INSTRUCTION =
Give the count of lines holding the string "JSON" and nothing else.
** START OF RECORDS **
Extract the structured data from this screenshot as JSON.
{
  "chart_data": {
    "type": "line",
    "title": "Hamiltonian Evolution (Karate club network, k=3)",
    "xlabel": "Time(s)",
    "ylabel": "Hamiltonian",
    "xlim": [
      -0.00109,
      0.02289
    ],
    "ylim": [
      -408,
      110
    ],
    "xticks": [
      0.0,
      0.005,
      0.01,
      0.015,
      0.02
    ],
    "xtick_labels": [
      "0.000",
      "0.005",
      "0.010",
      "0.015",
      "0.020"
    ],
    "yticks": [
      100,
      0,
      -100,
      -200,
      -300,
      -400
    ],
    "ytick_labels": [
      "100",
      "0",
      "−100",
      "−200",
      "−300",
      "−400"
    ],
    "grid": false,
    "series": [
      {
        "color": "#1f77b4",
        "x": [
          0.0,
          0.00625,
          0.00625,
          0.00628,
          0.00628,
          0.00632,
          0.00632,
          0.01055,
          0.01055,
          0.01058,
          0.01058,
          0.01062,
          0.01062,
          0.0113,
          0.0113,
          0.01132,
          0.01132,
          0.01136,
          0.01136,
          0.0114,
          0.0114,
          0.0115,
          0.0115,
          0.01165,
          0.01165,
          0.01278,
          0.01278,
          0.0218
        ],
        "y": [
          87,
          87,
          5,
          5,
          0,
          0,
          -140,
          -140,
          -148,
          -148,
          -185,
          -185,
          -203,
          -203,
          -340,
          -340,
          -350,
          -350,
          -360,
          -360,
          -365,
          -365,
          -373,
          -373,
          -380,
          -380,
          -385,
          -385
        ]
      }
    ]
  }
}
** END OF RECORDS **
** START OF RECORDS **
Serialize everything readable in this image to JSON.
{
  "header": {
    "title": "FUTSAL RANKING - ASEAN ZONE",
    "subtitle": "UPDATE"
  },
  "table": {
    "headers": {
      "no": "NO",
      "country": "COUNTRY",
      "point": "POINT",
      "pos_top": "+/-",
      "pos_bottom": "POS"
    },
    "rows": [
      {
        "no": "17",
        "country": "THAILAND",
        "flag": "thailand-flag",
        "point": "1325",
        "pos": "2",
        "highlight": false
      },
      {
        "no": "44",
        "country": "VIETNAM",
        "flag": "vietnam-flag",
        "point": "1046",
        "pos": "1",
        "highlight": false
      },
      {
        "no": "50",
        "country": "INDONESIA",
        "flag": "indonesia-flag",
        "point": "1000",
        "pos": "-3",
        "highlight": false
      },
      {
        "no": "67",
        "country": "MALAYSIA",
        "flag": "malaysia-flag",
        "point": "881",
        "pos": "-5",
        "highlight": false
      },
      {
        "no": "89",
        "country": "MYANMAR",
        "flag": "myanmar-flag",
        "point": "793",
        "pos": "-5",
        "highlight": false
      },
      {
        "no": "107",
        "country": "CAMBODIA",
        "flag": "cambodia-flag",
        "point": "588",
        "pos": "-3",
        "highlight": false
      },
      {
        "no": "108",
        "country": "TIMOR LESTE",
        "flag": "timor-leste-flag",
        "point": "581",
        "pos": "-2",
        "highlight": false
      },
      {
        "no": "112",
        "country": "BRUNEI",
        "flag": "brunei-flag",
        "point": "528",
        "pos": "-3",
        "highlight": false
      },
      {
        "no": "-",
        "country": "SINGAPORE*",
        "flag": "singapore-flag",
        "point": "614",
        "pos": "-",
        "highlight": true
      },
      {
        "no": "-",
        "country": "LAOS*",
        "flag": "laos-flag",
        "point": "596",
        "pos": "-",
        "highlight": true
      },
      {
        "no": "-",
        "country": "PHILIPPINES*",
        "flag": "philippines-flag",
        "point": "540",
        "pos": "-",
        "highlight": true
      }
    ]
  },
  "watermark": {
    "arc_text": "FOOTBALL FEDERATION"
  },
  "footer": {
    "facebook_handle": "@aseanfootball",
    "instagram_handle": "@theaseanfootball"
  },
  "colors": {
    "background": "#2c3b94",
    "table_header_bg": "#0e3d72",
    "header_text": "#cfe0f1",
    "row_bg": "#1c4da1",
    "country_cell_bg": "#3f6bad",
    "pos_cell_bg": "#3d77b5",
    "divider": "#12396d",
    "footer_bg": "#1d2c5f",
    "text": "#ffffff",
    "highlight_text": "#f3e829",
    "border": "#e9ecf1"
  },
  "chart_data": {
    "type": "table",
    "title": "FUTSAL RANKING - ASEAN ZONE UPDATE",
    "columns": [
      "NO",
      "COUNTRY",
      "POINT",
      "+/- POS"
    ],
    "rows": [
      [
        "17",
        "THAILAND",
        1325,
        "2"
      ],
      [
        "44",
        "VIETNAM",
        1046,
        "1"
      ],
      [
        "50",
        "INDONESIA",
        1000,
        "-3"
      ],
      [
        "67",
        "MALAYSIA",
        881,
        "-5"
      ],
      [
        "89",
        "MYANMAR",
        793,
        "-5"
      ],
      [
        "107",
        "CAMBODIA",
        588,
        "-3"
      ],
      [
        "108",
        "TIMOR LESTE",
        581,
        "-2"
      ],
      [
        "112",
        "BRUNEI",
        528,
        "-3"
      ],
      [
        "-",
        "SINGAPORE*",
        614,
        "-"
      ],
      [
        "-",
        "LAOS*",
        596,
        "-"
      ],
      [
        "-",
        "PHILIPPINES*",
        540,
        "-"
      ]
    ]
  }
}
** END OF RECORDS **
SOLUTION =
2